What you need to do
- 1) Using the introduction on mixed-criticality scheduling, explain in one to three sentences why an efficient scheduling strategy is needed that guarantees temporal correctness of both the safety-critical and non-critical parts.
- 2) According to the introduction on mixed-criticality scheduling, what is the only concern of the certification authority?

Cluster-based multicore real-time mixed-criticality scheduling
Introduction
Single-chip multicore processors are widely used in modern safety-critical real time embedded systems, providing tremendous computing capability for integrating multiple functionalities. Such a system having the applications of different functionalities or criticalities is called mixed-criticality system. This integration of functionalities on a shared platform in the mixed-criticality system is considered by the designers in order to meet stringent non-functional requirements, such as, cost, space, weight, power consumption and heat generation. For example, multiple functionalities of different criticalities are integrated on the same platform in ARINIC653 [1]. Mixed-criticality system poses significant challenges to the design of safety-critical real time embedded systems.
The design of mixed-criticality systems is subjected to certification at different criticality levels by the certification authority (CA) for their successful deployment. The concern of CA is only the temporal correctness of the safety-critical part of the mixed-criticality system, while the responsibility of system designer is to ensure that the entire system operates correctly, including both the safety-critical and non-critical parts. In avionics, the CA guarantees the temporal correctness of the flight-critical functionalities under very pessimistic assumptions (e.g. worst case execution times calculated from static analysis of a code). The system designer guarantees the correctness of both flight-critical and mission-critical functionalities under less pessimistic assumptions (e.g. worst case execution times from the measurements of a code). Therefore, keeping the requirements of the CA and system designer in mind, there is a need to investigate an efficient scheduling strategy which can guarantee the temporal correctness of both safety-critical and non-critical parts of the mixed-criticality system on the multicore platform.

Extracted material

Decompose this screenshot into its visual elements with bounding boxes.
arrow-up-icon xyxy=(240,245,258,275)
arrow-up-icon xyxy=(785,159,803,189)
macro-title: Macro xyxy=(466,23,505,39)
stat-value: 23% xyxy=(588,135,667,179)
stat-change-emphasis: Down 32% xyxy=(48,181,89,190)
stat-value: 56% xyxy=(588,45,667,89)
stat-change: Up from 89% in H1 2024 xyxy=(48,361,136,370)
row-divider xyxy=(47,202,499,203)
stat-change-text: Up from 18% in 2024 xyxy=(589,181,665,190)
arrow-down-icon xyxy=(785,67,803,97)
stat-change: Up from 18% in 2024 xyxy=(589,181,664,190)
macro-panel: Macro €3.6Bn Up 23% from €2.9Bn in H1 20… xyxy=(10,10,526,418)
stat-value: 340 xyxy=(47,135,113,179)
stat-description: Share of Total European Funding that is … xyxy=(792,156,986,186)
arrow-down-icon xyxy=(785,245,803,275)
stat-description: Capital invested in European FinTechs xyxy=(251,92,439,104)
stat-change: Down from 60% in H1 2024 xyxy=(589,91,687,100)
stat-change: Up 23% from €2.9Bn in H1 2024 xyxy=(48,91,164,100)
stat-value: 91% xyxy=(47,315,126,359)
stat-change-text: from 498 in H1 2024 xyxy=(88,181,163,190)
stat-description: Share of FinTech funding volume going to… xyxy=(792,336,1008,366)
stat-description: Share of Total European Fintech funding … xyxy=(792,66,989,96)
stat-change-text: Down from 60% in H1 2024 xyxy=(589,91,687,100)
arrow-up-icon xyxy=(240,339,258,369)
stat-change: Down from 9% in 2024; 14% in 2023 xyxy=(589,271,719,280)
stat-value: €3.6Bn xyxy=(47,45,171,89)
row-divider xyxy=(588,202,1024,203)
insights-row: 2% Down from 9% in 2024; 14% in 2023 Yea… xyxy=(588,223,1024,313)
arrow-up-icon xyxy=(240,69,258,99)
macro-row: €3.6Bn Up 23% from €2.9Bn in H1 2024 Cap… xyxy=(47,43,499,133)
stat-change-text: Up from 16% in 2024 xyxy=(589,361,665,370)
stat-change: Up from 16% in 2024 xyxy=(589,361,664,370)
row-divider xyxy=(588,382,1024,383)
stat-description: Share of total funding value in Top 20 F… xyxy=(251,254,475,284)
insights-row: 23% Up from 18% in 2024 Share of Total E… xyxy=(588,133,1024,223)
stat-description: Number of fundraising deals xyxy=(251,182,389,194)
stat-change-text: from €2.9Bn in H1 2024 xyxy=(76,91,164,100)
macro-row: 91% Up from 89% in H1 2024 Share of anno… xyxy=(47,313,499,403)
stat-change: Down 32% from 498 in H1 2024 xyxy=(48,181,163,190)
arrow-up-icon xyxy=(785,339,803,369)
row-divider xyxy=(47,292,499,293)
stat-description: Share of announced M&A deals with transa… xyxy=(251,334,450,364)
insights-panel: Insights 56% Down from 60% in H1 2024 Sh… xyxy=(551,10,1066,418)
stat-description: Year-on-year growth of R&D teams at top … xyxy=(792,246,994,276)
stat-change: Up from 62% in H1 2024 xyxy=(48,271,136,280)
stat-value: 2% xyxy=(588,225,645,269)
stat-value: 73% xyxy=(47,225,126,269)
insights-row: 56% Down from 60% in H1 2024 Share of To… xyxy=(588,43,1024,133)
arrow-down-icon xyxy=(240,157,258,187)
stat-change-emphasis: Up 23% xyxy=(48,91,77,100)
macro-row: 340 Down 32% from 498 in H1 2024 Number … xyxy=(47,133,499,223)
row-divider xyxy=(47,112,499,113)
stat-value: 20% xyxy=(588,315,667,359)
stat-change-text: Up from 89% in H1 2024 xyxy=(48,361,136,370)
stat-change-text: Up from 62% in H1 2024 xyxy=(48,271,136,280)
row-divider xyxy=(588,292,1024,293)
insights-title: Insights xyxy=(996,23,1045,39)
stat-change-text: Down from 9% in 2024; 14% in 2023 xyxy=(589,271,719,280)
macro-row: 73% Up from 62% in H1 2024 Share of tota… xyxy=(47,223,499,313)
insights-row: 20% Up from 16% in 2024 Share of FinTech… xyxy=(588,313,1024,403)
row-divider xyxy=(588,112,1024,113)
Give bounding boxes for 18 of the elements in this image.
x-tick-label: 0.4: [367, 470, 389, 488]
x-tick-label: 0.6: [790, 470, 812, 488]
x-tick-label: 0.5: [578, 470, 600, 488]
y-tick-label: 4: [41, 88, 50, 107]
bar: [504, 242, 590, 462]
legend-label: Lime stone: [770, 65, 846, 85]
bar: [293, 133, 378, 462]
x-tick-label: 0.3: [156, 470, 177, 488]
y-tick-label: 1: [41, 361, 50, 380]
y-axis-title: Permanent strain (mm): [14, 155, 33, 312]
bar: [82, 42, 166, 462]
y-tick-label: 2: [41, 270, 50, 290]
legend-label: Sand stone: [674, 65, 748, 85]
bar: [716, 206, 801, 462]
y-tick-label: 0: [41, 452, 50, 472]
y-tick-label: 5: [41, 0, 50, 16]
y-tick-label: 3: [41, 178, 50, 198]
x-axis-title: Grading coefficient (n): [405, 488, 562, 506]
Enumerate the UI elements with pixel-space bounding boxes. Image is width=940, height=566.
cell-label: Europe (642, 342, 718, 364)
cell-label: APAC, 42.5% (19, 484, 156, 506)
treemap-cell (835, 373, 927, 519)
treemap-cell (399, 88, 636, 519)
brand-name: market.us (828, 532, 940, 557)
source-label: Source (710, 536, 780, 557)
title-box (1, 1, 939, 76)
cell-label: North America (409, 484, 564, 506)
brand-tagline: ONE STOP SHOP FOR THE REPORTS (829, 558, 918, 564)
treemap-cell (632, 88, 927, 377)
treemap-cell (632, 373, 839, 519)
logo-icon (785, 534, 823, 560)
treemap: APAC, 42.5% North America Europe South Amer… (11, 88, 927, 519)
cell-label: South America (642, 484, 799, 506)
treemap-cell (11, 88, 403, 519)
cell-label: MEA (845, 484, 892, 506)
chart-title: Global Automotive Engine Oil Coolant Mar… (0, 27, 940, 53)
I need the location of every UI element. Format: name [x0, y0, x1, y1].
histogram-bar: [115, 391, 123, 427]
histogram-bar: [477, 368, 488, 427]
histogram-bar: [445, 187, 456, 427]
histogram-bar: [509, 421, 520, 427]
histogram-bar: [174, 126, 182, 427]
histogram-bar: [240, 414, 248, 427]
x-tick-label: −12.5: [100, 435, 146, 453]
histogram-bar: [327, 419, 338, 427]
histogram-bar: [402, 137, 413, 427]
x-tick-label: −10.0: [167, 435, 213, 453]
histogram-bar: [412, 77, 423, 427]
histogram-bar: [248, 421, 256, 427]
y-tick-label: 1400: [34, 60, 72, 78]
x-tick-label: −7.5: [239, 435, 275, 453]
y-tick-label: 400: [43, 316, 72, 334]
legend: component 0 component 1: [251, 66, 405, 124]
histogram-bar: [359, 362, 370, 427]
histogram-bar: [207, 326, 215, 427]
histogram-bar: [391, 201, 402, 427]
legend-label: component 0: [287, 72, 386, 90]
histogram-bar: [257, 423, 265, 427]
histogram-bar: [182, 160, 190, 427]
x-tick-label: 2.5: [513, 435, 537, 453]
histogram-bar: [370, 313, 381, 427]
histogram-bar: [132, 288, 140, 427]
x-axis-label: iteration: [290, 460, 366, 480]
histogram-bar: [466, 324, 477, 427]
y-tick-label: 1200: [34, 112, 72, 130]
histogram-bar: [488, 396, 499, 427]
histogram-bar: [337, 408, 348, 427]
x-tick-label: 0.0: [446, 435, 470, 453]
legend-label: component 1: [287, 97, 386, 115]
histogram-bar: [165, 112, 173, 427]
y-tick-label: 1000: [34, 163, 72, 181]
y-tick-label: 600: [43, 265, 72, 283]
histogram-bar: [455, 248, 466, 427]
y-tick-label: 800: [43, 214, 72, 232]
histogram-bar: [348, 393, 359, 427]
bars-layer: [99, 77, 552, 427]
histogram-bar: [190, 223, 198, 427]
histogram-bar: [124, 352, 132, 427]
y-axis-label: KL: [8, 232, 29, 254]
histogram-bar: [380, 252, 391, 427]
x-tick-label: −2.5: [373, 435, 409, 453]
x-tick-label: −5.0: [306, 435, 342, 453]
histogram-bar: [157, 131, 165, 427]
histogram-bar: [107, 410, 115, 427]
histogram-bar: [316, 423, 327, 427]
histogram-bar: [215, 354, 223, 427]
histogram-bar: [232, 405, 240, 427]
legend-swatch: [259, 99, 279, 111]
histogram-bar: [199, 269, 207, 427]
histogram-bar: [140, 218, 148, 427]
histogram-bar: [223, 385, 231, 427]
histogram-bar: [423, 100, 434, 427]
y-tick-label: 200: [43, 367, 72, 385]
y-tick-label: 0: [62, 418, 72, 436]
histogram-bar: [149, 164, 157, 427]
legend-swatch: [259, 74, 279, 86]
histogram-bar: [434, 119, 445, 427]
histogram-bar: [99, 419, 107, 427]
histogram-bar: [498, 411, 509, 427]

Responses per task
- 1) The certification authority is concerned only with the temporal correctness of the safety-critical part, under very pessimistic assumptions. The system designer must ensure that the entire system, including the non-critical part, operates correctly under less pessimistic assumptions. A scheduling strategy on the multicore platform must therefore meet the requirements of both.

- 2) The temporal correctness of the safety-critical part of the mixed-criticality system.